Work required: Select all lines in the records that include "visit".

Task inputs:
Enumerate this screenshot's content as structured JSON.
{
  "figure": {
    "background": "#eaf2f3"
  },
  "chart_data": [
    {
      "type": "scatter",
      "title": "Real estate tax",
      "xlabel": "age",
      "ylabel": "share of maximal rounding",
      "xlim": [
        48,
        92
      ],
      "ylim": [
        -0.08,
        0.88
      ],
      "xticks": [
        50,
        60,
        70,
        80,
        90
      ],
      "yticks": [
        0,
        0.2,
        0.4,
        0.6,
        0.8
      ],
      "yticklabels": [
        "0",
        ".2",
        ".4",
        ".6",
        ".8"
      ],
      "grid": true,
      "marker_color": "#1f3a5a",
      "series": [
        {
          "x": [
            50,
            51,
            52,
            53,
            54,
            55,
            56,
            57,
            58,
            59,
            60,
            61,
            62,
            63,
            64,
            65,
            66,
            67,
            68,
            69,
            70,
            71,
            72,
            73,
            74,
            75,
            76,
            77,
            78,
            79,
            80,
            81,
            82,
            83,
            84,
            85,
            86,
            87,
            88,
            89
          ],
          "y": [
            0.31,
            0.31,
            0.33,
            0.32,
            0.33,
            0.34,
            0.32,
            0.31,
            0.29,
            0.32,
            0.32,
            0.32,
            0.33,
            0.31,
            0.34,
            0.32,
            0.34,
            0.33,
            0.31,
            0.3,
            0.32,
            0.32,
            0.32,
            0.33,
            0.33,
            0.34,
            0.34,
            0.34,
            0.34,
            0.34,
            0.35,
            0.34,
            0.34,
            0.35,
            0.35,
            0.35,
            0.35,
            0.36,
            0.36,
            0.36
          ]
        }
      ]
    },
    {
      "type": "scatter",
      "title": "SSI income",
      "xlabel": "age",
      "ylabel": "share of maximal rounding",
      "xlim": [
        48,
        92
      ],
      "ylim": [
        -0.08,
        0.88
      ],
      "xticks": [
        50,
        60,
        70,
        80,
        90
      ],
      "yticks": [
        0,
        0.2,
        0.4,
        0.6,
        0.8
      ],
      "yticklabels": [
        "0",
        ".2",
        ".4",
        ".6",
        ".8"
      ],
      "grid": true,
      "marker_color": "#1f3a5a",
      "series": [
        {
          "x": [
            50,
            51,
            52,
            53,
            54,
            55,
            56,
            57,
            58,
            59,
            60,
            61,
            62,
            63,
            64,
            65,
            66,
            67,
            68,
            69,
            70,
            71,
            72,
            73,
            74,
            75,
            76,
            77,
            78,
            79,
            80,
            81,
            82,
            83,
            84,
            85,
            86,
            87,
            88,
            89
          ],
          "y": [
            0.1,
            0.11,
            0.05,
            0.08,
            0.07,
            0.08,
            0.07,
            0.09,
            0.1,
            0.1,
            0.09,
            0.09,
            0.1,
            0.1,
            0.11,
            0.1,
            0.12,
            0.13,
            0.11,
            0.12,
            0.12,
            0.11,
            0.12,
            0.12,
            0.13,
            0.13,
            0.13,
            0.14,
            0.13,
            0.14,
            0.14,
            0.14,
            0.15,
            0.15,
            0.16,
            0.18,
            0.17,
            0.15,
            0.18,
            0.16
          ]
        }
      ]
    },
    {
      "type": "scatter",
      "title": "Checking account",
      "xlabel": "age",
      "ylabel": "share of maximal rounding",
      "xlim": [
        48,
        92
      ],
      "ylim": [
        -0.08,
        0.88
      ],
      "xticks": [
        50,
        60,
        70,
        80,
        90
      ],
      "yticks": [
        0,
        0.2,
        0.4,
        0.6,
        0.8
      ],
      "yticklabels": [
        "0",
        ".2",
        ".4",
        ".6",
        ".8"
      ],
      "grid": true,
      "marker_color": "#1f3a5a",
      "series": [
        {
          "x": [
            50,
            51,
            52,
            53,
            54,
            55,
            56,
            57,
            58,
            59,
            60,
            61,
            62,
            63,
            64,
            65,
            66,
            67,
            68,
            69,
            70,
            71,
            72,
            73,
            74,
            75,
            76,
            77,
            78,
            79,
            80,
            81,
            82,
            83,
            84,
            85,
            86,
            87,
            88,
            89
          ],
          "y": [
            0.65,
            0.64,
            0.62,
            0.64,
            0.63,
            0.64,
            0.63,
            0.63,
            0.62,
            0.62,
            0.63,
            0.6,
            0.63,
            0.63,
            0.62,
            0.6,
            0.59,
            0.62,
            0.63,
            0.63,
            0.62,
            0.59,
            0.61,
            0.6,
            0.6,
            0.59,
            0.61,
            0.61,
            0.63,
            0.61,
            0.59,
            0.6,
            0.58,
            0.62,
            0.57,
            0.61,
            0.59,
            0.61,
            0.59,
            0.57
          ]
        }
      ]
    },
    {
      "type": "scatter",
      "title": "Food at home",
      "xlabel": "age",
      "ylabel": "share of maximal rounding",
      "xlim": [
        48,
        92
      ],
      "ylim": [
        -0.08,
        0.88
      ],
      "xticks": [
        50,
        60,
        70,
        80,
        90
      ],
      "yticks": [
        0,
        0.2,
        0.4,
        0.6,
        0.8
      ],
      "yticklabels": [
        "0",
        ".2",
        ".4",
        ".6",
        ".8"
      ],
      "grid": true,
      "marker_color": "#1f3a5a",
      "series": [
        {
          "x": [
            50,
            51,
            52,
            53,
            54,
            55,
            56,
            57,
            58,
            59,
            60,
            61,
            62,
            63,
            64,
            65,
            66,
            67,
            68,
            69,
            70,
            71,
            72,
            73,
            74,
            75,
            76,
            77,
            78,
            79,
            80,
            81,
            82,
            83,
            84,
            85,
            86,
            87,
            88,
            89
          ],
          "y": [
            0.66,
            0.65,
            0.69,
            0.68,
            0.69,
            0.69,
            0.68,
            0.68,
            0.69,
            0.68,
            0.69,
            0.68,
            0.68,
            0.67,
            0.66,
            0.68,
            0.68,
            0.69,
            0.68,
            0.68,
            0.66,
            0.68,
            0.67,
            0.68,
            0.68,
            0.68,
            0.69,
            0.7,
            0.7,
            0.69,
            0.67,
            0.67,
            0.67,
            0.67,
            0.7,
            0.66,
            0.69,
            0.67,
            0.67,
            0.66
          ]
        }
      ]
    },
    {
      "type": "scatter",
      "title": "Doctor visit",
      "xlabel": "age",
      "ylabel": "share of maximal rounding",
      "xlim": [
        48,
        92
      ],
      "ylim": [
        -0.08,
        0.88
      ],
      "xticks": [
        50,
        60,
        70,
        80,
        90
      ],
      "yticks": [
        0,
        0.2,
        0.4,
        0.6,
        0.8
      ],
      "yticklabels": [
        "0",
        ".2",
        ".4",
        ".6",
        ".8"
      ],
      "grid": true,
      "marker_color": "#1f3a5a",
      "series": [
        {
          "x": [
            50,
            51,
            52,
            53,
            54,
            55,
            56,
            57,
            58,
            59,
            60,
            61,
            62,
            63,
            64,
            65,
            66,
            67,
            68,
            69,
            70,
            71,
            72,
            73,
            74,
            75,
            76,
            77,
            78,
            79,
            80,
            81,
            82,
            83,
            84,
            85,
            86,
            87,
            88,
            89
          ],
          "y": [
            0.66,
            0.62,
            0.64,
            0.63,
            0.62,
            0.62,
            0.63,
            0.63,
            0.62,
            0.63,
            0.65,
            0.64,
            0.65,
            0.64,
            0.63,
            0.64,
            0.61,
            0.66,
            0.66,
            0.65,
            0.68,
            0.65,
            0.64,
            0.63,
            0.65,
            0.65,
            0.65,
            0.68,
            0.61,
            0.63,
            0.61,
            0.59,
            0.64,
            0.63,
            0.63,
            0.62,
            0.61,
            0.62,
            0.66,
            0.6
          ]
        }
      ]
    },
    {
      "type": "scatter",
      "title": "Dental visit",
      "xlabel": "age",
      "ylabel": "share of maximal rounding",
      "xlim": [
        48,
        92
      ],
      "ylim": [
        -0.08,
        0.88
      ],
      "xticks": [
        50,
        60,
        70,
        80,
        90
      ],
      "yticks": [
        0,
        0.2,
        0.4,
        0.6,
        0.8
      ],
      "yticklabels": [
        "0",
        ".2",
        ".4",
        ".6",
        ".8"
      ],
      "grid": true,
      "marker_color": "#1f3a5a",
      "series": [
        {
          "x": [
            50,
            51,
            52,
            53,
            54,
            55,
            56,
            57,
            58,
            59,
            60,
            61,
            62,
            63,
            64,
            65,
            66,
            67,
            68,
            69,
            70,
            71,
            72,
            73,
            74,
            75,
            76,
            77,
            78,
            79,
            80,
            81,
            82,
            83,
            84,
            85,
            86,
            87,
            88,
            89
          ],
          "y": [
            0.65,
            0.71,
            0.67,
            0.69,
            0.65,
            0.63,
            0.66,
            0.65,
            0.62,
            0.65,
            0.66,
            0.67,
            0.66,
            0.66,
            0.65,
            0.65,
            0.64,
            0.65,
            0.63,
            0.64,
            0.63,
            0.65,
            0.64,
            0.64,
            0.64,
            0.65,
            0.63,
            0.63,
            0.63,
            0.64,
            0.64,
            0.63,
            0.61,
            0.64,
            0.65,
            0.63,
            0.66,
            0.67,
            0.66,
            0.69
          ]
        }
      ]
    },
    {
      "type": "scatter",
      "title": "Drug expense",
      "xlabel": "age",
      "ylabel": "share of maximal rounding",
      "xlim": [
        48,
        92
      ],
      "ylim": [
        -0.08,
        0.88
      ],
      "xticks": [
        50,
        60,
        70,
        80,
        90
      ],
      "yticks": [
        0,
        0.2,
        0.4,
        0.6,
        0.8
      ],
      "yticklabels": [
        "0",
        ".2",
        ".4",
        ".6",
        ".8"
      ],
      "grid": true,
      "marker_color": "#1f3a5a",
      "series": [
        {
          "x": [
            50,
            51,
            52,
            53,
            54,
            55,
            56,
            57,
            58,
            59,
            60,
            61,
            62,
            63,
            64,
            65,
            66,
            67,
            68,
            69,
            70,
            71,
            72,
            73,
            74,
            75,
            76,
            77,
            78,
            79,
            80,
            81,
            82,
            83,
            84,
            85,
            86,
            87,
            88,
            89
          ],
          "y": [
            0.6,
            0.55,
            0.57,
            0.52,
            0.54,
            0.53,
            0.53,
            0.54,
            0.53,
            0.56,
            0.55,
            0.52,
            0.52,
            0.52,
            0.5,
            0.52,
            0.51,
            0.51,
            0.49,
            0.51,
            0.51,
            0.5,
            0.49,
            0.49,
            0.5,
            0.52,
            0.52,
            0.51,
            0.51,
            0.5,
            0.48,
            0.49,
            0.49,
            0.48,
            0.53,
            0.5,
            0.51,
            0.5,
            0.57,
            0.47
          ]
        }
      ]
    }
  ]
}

The result:
      "title": "Doctor visit",
      "title": "Dental visit",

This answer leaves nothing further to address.